» **Direction**
Copy each line containing the word "name" from the records that follow, please.

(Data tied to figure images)
##############################

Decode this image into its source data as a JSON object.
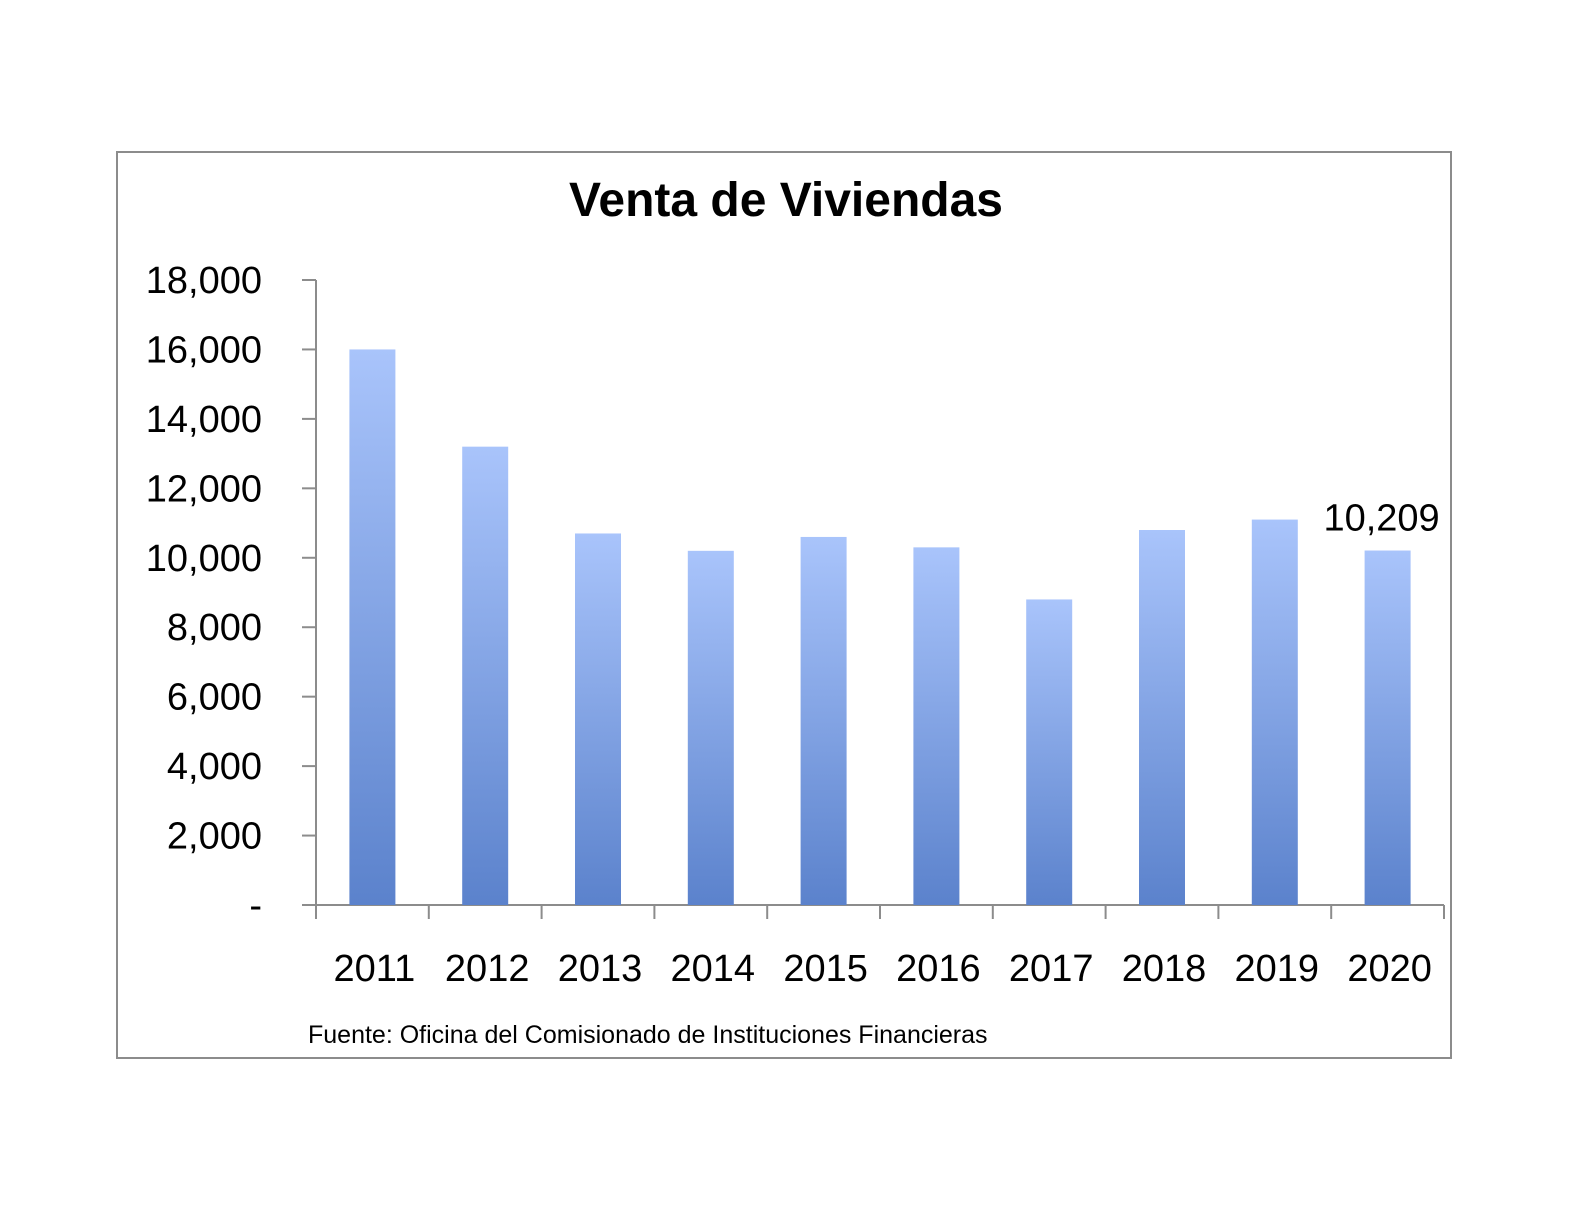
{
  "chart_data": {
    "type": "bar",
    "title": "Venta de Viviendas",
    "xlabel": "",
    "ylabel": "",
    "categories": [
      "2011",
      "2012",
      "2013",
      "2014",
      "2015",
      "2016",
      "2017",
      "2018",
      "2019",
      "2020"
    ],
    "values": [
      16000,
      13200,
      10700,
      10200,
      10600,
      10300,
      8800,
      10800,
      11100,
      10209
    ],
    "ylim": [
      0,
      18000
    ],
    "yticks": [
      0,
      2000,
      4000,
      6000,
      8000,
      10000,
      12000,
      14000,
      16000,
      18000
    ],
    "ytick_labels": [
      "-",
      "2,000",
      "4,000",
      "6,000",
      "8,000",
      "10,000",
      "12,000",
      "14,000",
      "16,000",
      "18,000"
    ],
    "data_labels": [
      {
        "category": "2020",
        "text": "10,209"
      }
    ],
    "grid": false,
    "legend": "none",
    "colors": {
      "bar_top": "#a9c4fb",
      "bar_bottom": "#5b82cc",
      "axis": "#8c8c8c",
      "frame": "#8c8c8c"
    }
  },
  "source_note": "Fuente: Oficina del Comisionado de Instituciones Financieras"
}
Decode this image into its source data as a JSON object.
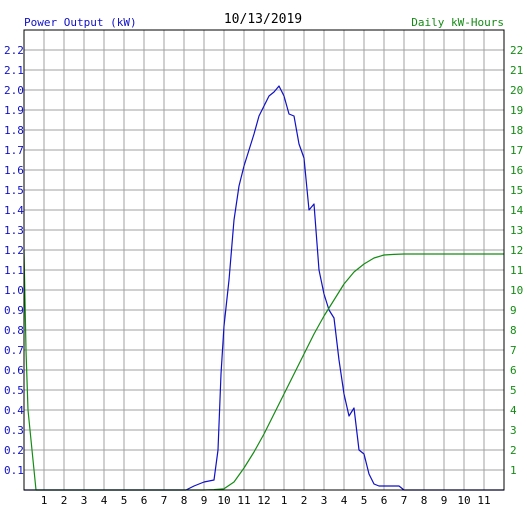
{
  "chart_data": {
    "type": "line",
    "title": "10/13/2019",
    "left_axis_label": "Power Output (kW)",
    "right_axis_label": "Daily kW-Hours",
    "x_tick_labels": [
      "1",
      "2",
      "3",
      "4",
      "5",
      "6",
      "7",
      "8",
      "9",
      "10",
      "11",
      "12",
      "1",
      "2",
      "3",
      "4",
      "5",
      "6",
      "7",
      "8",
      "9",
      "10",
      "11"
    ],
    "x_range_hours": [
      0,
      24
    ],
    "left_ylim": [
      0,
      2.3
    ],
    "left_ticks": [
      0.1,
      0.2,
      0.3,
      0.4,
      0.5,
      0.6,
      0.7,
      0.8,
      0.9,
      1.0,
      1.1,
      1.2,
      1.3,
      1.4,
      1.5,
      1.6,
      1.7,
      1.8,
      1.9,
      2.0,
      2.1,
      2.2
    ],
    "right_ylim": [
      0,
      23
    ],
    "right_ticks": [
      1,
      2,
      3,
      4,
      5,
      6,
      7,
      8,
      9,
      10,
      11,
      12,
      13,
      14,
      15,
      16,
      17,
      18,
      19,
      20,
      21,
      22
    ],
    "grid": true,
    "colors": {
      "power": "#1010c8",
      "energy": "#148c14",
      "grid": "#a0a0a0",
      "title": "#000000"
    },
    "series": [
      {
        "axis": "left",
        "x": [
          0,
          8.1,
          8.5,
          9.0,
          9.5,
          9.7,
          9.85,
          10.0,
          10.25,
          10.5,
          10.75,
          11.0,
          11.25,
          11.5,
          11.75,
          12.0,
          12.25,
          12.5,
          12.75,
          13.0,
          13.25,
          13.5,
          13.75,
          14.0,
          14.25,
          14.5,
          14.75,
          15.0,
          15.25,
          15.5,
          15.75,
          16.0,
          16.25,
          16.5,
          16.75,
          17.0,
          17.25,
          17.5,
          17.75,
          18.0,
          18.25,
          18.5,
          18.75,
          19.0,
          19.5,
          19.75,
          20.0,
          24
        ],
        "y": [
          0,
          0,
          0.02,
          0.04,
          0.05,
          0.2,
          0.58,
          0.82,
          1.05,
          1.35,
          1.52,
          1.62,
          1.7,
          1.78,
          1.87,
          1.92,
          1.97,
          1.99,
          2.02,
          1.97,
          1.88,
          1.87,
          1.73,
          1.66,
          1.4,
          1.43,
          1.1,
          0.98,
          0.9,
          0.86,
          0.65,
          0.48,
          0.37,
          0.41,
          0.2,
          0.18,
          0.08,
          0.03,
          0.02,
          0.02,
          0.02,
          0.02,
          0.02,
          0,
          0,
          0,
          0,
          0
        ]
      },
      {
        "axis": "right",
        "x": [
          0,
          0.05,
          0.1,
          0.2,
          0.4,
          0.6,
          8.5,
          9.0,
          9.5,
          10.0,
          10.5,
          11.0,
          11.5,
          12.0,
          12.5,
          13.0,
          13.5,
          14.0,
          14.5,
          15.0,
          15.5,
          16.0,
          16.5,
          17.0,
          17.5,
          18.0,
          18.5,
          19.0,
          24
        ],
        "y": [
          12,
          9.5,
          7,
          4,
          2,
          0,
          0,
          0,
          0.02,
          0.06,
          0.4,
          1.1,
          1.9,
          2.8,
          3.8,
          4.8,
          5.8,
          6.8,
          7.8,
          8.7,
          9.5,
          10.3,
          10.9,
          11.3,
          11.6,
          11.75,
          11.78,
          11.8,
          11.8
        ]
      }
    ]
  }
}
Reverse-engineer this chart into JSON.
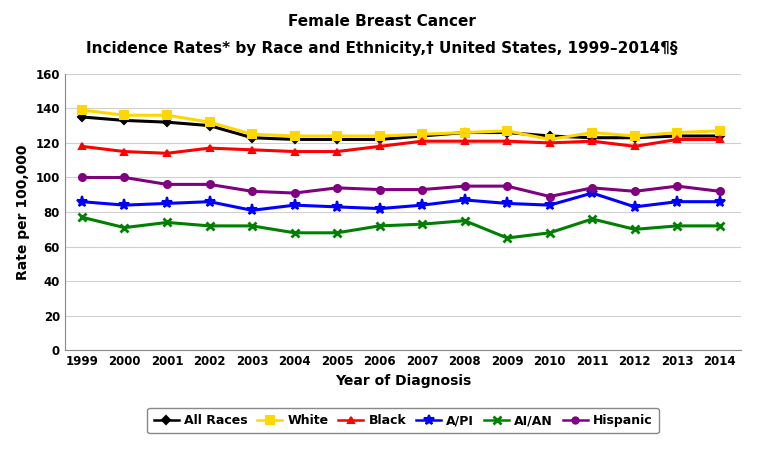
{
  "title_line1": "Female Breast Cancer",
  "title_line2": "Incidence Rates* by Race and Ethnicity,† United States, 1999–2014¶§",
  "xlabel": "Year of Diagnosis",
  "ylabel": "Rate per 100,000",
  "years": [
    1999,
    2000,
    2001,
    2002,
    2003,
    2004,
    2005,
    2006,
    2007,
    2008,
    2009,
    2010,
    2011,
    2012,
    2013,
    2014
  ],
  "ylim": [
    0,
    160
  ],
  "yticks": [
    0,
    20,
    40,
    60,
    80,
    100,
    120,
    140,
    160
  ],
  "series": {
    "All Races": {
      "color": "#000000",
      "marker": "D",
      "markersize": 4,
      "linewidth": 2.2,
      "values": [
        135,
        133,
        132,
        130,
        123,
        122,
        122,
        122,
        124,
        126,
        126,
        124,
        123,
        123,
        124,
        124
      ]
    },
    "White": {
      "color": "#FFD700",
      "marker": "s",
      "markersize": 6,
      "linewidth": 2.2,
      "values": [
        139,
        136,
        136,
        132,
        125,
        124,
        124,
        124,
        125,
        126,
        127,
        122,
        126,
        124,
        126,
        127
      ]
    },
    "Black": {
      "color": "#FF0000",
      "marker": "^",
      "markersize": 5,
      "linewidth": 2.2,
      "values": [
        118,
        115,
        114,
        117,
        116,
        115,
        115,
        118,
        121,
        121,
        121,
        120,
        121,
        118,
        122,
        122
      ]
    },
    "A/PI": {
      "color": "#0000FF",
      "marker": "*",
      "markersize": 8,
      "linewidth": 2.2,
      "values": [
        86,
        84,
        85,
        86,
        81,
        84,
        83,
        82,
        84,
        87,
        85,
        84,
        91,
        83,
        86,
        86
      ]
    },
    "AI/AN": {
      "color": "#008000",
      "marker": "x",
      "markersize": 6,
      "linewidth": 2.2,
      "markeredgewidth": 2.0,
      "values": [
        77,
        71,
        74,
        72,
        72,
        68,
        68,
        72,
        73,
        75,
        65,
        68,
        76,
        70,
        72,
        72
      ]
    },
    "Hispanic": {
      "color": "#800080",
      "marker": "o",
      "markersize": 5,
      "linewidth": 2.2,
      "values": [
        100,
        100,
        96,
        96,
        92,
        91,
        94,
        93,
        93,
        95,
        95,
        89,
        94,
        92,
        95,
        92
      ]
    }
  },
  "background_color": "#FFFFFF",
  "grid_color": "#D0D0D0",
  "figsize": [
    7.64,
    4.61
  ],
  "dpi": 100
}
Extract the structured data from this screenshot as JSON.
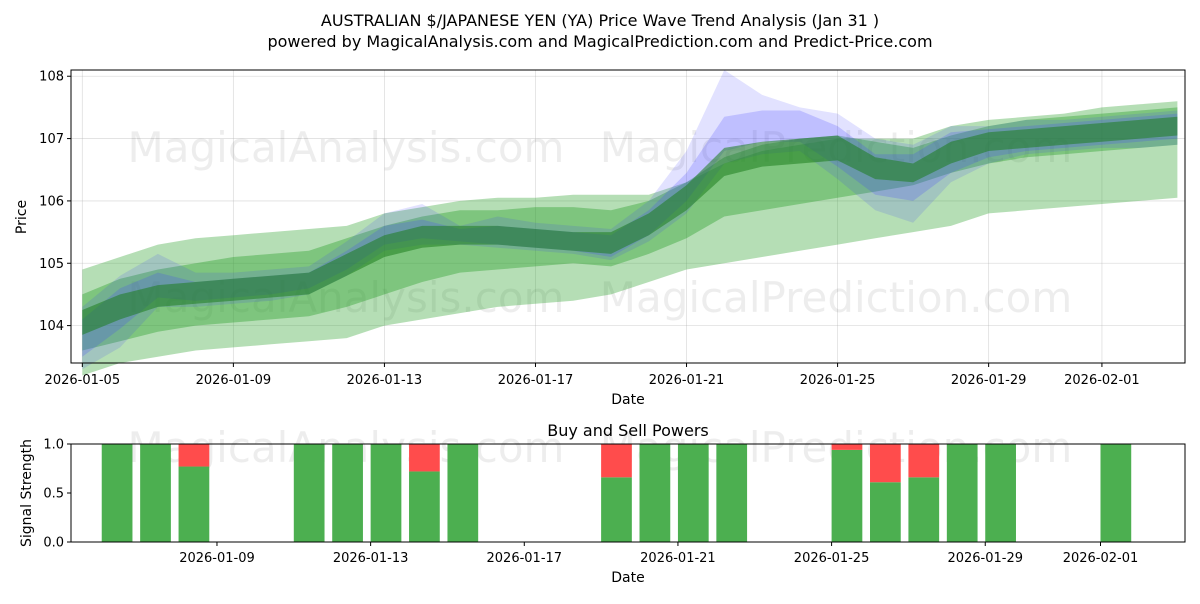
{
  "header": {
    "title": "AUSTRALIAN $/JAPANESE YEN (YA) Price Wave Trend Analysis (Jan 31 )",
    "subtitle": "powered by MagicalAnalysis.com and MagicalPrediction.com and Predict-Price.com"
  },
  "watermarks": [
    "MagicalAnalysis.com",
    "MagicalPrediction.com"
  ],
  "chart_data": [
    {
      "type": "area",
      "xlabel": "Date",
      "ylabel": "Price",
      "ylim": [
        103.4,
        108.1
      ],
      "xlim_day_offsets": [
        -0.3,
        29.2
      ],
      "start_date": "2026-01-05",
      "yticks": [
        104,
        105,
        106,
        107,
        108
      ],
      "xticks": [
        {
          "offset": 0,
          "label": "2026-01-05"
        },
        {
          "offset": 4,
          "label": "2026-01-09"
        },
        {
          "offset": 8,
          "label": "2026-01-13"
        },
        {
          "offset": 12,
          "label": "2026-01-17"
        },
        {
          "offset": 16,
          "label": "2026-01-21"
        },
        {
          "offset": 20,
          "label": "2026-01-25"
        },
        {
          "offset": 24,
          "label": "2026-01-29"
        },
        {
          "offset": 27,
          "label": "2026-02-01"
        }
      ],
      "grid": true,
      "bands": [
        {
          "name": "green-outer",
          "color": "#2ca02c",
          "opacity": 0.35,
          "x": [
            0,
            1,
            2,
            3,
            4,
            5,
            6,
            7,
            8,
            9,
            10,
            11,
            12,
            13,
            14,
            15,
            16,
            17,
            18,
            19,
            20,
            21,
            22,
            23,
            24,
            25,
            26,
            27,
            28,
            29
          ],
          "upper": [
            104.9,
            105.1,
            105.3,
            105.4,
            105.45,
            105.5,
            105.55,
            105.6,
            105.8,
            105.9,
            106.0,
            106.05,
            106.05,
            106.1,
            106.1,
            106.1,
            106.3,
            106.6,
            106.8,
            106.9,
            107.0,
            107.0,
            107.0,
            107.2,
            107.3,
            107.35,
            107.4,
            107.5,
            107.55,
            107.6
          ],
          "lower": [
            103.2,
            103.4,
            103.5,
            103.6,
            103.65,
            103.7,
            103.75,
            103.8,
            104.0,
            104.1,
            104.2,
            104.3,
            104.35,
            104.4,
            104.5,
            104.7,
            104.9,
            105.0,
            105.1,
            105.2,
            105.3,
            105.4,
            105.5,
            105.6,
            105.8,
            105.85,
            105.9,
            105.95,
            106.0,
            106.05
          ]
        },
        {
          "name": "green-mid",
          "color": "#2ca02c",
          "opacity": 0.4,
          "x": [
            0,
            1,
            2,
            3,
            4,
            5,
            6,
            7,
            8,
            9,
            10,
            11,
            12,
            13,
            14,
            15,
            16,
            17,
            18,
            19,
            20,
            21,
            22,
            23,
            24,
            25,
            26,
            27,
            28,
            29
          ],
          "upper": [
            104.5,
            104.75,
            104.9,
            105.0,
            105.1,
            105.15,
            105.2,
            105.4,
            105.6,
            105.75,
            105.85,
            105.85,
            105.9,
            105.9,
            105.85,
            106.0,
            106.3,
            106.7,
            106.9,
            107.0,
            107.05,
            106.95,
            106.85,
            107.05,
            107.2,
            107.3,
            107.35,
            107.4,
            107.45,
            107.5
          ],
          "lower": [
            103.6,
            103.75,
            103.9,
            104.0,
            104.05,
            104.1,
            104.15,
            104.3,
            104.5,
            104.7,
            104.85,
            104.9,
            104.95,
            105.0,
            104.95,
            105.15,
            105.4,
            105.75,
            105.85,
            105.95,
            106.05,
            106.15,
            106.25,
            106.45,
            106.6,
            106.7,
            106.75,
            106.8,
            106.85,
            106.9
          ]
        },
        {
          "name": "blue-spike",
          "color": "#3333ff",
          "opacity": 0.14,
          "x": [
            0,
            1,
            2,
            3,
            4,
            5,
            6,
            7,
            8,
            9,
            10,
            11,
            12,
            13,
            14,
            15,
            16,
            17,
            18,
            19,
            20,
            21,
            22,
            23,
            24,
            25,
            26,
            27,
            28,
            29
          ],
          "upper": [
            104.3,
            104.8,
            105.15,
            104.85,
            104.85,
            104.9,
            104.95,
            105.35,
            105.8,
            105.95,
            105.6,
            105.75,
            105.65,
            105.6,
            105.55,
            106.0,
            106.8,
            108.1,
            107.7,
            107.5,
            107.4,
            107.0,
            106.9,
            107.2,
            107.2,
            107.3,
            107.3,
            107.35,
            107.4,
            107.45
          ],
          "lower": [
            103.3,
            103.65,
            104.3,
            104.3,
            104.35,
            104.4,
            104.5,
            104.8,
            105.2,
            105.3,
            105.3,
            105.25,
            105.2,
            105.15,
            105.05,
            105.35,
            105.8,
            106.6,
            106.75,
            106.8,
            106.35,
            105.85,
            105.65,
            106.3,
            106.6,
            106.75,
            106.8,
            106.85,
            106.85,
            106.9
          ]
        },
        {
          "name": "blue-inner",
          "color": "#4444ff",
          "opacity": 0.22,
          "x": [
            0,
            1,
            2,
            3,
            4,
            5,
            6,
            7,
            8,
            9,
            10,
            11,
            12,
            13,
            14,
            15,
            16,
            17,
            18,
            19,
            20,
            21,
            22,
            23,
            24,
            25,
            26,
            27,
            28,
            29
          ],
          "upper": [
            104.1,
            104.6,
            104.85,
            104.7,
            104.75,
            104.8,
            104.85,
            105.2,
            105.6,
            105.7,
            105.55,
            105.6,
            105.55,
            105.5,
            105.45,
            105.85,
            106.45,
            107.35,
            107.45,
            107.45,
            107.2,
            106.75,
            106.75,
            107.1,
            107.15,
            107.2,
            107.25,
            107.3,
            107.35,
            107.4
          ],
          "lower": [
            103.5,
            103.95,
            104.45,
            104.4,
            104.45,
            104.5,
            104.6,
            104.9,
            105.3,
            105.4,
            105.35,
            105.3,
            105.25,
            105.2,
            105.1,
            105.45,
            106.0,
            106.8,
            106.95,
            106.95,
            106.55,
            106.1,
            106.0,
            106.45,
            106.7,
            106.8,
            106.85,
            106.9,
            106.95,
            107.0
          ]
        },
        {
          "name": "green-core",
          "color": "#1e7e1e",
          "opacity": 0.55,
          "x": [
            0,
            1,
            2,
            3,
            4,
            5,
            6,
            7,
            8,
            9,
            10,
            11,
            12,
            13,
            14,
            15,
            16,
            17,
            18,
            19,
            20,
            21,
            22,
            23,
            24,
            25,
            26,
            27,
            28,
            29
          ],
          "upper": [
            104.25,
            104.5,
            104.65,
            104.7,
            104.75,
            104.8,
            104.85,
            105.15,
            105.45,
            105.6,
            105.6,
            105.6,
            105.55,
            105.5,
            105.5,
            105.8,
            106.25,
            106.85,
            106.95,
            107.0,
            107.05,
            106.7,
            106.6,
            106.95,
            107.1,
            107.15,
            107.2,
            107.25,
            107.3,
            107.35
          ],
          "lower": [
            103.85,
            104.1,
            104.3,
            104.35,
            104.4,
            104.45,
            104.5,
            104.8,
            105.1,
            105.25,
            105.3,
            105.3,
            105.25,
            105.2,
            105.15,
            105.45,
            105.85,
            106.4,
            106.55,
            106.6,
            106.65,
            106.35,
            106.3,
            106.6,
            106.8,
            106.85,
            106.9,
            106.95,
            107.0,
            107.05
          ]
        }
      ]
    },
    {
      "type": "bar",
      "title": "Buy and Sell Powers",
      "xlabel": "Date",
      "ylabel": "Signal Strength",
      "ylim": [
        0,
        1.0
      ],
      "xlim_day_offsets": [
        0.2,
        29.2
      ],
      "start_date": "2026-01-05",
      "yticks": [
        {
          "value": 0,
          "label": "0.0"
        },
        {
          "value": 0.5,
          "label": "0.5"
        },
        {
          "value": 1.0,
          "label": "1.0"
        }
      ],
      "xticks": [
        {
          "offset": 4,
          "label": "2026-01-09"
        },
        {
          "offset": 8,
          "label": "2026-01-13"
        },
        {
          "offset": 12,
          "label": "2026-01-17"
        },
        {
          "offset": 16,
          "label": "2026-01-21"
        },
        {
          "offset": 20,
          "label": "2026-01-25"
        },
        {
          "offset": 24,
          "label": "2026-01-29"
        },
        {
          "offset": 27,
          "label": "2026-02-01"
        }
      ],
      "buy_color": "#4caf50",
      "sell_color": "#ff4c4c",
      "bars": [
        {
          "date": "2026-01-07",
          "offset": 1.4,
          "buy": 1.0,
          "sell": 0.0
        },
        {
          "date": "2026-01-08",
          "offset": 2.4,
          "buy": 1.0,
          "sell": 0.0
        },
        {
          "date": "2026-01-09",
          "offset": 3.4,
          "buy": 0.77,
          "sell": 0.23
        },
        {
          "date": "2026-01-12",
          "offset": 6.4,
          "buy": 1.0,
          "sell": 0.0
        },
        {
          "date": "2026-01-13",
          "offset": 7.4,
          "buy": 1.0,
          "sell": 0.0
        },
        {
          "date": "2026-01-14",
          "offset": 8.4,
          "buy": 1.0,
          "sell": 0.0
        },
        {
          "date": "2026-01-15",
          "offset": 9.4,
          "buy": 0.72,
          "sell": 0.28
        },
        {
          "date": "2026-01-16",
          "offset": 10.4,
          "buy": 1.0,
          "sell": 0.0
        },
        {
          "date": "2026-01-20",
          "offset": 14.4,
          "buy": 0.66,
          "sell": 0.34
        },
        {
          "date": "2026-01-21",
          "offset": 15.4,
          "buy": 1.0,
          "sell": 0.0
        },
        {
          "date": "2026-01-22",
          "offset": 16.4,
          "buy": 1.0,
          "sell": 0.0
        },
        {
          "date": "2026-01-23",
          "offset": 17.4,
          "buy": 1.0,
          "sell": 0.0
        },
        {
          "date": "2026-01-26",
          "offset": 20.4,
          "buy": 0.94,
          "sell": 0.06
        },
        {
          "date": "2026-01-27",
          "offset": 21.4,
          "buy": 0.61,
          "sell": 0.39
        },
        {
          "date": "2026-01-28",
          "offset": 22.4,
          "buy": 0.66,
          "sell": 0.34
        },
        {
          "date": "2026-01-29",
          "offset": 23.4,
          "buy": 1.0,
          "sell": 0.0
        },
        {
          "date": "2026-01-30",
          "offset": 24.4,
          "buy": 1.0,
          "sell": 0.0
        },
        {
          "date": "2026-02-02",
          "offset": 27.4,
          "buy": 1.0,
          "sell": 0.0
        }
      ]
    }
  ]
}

##############################

» **Response below**
          "name": "green-outer",
          "name": "green-mid",
          "name": "blue-spike",
          "name": "blue-inner",
          "name": "green-core",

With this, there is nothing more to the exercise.